Could you output each line of the data that follows exactly?

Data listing
##########
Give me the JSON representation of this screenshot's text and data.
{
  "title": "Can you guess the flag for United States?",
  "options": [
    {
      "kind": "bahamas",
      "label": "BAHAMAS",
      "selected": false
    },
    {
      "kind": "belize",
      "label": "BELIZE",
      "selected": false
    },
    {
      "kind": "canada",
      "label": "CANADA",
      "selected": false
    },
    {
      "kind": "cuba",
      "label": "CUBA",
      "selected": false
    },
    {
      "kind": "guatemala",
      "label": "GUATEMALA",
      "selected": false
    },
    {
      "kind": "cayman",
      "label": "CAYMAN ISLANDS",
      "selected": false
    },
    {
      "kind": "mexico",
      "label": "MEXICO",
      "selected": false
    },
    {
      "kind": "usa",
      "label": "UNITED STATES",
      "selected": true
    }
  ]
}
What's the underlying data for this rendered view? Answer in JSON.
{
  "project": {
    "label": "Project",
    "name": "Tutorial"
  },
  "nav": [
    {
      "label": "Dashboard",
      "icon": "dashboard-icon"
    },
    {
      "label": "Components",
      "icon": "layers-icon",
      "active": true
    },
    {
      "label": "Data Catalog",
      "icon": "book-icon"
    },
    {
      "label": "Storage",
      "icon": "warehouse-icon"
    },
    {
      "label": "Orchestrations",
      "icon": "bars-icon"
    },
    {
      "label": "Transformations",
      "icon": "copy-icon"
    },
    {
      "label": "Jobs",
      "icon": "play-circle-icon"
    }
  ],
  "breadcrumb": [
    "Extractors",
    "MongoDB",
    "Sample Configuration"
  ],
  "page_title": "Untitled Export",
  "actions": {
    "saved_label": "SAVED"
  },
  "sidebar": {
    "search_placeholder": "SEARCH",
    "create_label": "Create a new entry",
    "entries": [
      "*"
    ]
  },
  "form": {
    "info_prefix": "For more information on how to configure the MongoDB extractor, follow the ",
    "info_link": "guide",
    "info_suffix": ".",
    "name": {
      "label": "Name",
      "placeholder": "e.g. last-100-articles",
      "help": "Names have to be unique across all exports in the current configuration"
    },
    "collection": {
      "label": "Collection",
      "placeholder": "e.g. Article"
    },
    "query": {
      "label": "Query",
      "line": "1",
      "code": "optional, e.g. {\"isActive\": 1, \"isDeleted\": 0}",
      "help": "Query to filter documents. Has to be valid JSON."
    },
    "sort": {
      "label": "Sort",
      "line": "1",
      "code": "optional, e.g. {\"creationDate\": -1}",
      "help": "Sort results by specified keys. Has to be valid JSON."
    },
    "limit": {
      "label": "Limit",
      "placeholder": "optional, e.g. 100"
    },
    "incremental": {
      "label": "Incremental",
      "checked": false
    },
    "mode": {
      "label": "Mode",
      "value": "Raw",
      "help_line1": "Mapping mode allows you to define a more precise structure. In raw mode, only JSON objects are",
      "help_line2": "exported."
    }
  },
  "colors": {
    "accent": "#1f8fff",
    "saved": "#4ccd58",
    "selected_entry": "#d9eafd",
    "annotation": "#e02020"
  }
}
##########
## Solution to this problem
Give me the JSON representation of this screenshot's text and data.
{
  "title": "Can you guess the flag for United States?",
  "options": [
    {
      "kind": "bahamas",
      "label": "BAHAMAS",
      "selected": false
    },
    {
      "kind": "belize",
      "label": "BELIZE",
      "selected": false
    },
    {
      "kind": "canada",
      "label": "CANADA",
      "selected": false
    },
    {
      "kind": "cuba",
      "label": "CUBA",
      "selected": false
    },
    {
      "kind": "guatemala",
      "label": "GUATEMALA",
      "selected": false
    },
    {
      "kind": "cayman",
      "label": "CAYMAN ISLANDS",
      "selected": false
    },
    {
      "kind": "mexico",
      "label": "MEXICO",
      "selected": false
    },
    {
      "kind": "usa",
      "label": "UNITED STATES",
      "selected": true
    }
  ]
}
What's the underlying data for this rendered view? Answer in JSON.
{
  "project": {
    "label": "Project",
    "name": "Tutorial"
  },
  "nav": [
    {
      "label": "Dashboard",
      "icon": "dashboard-icon"
    },
    {
      "label": "Components",
      "icon": "layers-icon",
      "active": true
    },
    {
      "label": "Data Catalog",
      "icon": "book-icon"
    },
    {
      "label": "Storage",
      "icon": "warehouse-icon"
    },
    {
      "label": "Orchestrations",
      "icon": "bars-icon"
    },
    {
      "label": "Transformations",
      "icon": "copy-icon"
    },
    {
      "label": "Jobs",
      "icon": "play-circle-icon"
    }
  ],
  "breadcrumb": [
    "Extractors",
    "MongoDB",
    "Sample Configuration"
  ],
  "page_title": "Untitled Export",
  "actions": {
    "saved_label": "SAVED"
  },
  "sidebar": {
    "search_placeholder": "SEARCH",
    "create_label": "Create a new entry",
    "entries": [
      "*"
    ]
  },
  "form": {
    "info_prefix": "For more information on how to configure the MongoDB extractor, follow the ",
    "info_link": "guide",
    "info_suffix": ".",
    "name": {
      "label": "Name",
      "placeholder": "e.g. last-100-articles",
      "help": "Names have to be unique across all exports in the current configuration"
    },
    "collection": {
      "label": "Collection",
      "placeholder": "e.g. Article"
    },
    "query": {
      "label": "Query",
      "line": "1",
      "code": "optional, e.g. {\"isActive\": 1, \"isDeleted\": 0}",
      "help": "Query to filter documents. Has to be valid JSON."
    },
    "sort": {
      "label": "Sort",
      "line": "1",
      "code": "optional, e.g. {\"creationDate\": -1}",
      "help": "Sort results by specified keys. Has to be valid JSON."
    },
    "limit": {
      "label": "Limit",
      "placeholder": "optional, e.g. 100"
    },
    "incremental": {
      "label": "Incremental",
      "checked": false
    },
    "mode": {
      "label": "Mode",
      "value": "Raw",
      "help_line1": "Mapping mode allows you to define a more precise structure. In raw mode, only JSON objects are",
      "help_line2": "exported."
    }
  },
  "colors": {
    "accent": "#1f8fff",
    "saved": "#4ccd58",
    "selected_entry": "#d9eafd",
    "annotation": "#e02020"
  }
}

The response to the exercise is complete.